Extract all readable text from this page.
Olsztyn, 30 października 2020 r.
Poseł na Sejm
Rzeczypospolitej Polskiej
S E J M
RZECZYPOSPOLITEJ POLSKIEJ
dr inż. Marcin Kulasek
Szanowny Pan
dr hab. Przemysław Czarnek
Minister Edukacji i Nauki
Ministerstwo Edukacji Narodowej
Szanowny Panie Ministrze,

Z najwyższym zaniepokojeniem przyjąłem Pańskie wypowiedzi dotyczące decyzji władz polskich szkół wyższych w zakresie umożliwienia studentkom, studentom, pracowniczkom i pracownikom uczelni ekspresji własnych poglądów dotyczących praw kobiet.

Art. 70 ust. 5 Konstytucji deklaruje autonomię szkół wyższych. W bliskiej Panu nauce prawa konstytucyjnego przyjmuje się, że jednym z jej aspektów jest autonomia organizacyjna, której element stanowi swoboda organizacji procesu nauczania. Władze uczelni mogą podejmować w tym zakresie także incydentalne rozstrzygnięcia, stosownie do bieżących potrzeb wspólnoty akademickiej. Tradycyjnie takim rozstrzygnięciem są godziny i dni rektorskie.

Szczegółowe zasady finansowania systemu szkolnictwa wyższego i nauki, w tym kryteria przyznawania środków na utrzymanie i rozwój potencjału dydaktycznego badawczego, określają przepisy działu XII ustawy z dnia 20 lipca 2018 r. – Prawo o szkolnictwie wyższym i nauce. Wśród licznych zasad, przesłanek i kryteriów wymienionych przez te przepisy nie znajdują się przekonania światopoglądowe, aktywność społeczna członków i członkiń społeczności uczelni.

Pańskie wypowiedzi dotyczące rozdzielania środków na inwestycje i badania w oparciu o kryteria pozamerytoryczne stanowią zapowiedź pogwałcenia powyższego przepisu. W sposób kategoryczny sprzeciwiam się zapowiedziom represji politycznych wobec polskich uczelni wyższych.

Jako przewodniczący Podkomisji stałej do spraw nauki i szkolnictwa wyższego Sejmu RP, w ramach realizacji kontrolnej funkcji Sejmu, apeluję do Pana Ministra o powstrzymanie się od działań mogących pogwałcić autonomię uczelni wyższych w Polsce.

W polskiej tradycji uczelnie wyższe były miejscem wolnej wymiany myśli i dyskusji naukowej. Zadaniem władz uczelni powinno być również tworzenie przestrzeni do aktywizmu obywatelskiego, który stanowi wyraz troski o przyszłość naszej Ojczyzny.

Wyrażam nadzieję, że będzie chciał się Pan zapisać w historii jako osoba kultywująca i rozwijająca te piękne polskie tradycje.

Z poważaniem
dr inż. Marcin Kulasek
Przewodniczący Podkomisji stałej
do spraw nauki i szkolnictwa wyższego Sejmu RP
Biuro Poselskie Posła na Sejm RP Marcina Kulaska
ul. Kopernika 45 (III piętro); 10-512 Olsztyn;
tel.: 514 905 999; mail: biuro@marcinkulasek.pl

--

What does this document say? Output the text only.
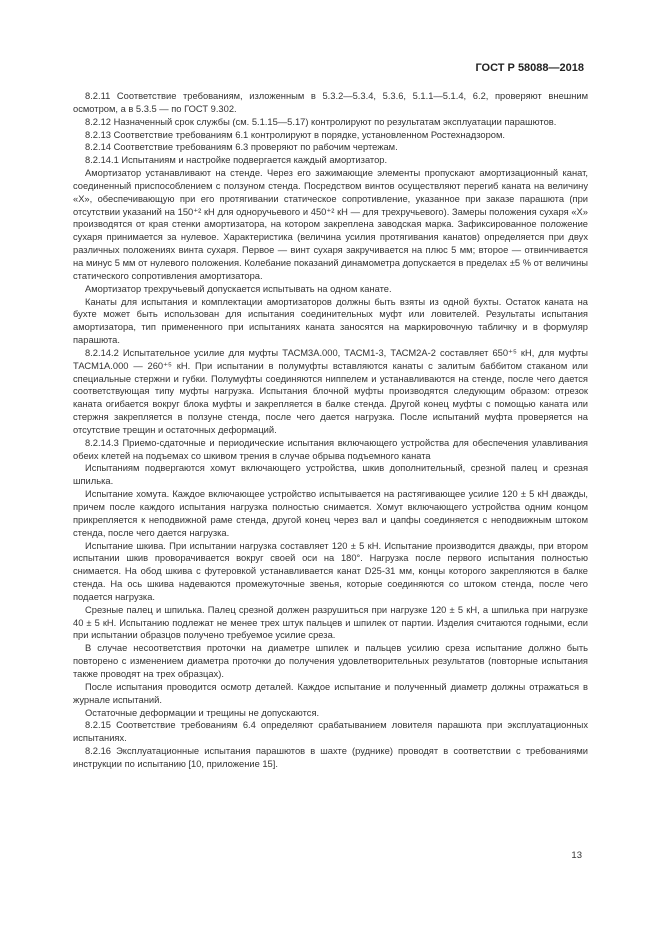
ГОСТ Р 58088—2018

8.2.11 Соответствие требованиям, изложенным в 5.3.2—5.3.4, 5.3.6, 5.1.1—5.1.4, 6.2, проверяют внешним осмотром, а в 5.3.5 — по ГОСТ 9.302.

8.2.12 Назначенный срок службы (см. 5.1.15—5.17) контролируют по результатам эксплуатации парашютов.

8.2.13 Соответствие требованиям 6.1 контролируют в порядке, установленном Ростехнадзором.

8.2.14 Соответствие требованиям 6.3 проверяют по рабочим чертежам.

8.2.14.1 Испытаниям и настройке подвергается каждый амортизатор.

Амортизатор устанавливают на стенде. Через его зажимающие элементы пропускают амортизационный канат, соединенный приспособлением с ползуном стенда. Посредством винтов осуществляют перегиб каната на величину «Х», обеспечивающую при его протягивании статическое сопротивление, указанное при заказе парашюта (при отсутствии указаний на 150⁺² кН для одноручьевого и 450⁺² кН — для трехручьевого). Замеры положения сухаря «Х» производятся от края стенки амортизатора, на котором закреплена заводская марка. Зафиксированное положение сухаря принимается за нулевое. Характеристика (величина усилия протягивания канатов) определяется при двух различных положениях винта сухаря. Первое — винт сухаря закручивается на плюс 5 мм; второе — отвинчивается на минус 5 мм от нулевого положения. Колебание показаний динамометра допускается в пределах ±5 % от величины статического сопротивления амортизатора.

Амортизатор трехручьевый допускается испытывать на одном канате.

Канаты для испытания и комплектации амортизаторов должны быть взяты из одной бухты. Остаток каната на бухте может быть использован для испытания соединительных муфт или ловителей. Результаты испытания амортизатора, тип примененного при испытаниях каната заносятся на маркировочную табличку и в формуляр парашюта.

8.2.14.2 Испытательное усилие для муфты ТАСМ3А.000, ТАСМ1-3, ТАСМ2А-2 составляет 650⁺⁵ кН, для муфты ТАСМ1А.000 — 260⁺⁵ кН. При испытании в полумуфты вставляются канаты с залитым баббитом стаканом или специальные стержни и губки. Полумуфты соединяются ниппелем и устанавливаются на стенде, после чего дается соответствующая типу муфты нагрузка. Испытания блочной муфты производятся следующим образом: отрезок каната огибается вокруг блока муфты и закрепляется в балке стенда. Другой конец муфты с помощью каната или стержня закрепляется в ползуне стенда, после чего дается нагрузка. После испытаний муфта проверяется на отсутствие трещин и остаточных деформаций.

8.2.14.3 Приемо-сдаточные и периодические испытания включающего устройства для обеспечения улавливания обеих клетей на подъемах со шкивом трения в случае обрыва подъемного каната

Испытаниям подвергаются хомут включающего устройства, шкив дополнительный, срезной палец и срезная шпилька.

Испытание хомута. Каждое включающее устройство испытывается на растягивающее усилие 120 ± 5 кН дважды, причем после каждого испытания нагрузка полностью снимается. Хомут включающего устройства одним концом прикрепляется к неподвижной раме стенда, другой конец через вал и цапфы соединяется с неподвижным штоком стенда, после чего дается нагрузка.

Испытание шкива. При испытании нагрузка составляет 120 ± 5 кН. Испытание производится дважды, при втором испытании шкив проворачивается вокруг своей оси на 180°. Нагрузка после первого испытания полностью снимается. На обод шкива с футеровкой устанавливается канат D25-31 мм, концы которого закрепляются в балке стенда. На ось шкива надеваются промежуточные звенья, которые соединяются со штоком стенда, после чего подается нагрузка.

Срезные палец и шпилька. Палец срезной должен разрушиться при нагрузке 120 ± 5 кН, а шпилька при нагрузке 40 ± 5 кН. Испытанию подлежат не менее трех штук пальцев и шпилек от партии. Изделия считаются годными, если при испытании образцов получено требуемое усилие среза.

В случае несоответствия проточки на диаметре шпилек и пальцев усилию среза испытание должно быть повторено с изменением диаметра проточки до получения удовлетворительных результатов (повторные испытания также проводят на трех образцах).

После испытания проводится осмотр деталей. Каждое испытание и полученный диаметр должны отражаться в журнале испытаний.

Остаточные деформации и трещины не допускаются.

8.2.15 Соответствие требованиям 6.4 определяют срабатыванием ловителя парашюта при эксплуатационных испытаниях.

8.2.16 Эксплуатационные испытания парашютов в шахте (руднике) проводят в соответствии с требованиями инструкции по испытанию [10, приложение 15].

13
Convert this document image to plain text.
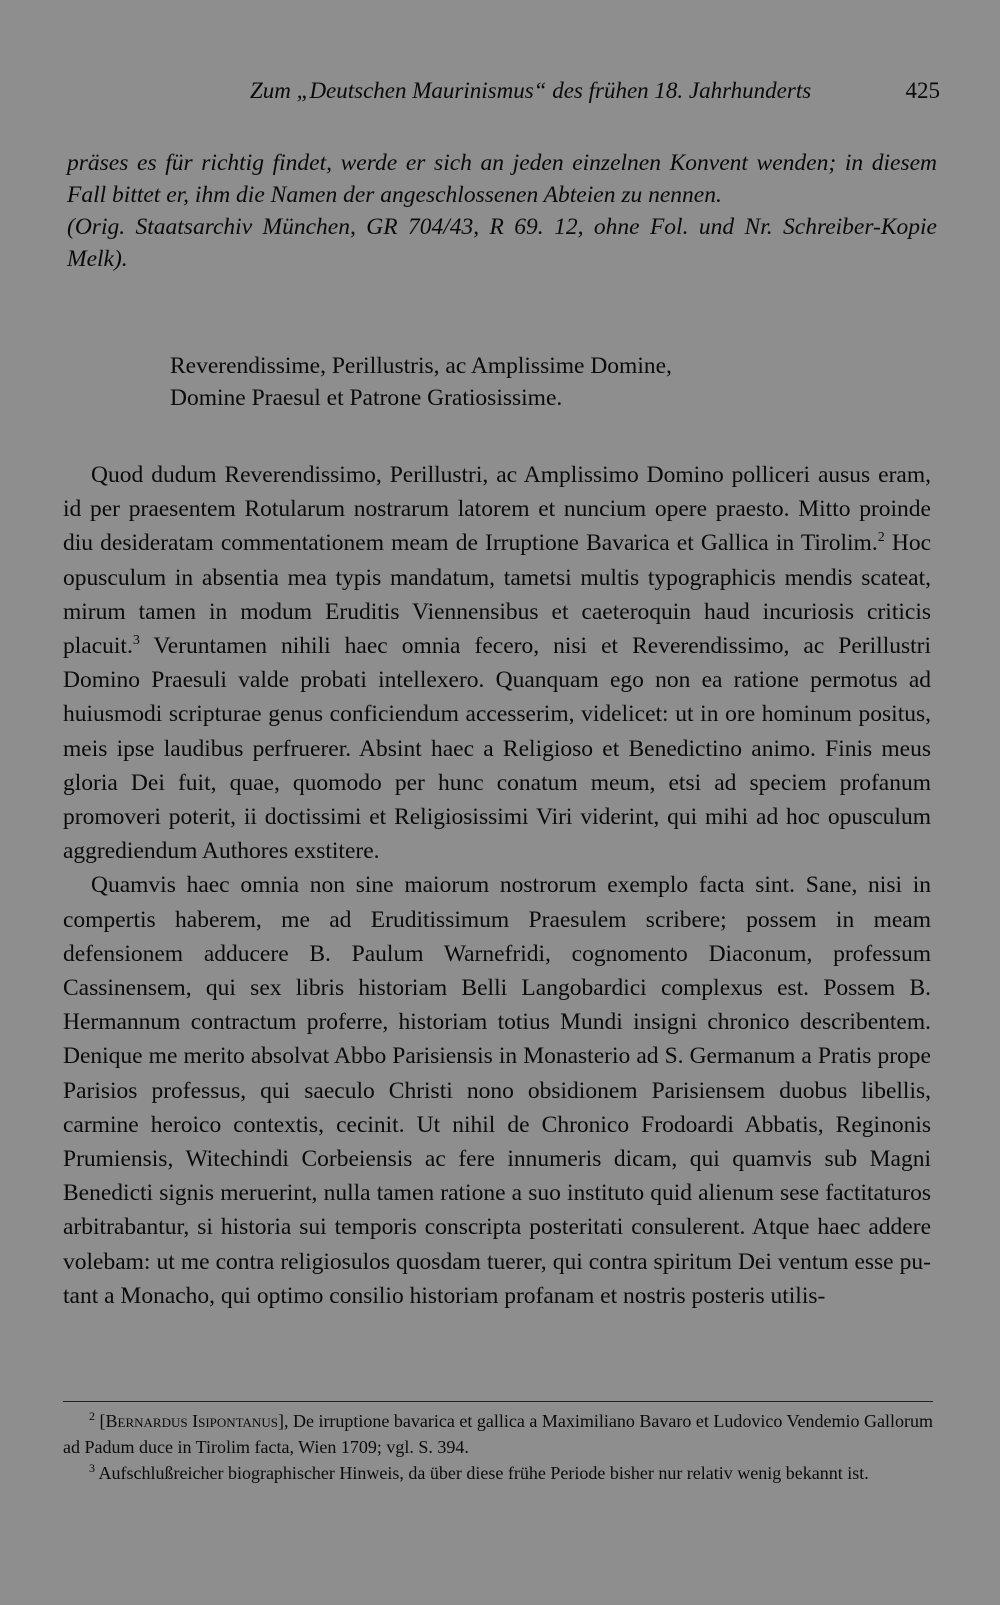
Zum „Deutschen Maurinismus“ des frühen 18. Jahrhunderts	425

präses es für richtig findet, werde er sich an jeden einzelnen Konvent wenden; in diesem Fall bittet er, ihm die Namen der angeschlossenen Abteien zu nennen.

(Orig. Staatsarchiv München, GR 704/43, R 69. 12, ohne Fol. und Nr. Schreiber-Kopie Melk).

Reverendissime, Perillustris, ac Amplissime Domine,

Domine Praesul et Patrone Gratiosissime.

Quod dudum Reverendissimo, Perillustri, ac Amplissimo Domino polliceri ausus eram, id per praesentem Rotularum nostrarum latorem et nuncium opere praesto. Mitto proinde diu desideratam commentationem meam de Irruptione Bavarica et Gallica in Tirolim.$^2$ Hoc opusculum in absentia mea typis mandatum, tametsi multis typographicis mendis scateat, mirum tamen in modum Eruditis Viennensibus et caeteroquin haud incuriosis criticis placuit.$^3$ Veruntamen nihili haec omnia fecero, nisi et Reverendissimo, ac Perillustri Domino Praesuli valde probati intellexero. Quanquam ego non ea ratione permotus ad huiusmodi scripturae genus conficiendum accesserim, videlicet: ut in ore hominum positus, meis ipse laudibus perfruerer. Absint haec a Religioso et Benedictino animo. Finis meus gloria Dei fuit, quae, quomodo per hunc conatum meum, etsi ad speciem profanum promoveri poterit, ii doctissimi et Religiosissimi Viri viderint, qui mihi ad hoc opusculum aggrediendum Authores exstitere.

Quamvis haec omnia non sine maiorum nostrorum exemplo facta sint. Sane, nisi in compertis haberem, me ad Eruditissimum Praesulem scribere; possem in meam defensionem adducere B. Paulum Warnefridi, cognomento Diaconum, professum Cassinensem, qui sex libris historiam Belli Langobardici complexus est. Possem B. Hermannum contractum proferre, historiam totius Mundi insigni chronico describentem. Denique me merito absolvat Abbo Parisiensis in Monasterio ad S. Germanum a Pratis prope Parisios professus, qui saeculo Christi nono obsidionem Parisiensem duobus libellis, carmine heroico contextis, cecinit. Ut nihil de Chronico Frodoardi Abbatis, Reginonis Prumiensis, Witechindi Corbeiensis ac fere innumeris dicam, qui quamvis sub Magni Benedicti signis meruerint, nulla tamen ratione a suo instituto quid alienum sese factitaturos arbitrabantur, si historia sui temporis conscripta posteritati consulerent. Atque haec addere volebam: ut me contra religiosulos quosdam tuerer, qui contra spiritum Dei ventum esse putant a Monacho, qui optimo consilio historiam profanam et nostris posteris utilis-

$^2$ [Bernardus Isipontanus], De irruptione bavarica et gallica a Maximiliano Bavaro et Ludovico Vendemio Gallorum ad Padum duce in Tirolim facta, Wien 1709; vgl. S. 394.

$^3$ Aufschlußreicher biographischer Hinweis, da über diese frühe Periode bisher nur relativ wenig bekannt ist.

---

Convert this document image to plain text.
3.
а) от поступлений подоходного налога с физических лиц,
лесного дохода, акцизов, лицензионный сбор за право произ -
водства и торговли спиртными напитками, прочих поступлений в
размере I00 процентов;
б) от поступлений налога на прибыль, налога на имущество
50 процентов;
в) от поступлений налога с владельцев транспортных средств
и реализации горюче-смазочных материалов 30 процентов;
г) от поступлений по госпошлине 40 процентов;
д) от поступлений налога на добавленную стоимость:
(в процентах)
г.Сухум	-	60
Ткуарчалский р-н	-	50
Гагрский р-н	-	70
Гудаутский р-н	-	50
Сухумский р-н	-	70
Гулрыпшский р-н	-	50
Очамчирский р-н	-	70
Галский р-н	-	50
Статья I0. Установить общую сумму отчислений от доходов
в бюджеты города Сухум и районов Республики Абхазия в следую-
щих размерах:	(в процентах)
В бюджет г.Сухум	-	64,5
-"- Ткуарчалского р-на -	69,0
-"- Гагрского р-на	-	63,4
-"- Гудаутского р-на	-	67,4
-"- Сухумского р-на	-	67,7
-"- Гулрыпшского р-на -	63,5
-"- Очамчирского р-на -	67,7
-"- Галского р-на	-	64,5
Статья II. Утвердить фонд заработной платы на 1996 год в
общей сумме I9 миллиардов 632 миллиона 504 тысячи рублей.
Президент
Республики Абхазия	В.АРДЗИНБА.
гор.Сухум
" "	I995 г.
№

- _Exercise requirements_
Return every line in the listing that contains the word "Абхазия".

- _Solution to the exercise_
в бюджеты города Сухум и районов Республики Абхазия в следую-
Республики Абхазия	В.АРДЗИНБА.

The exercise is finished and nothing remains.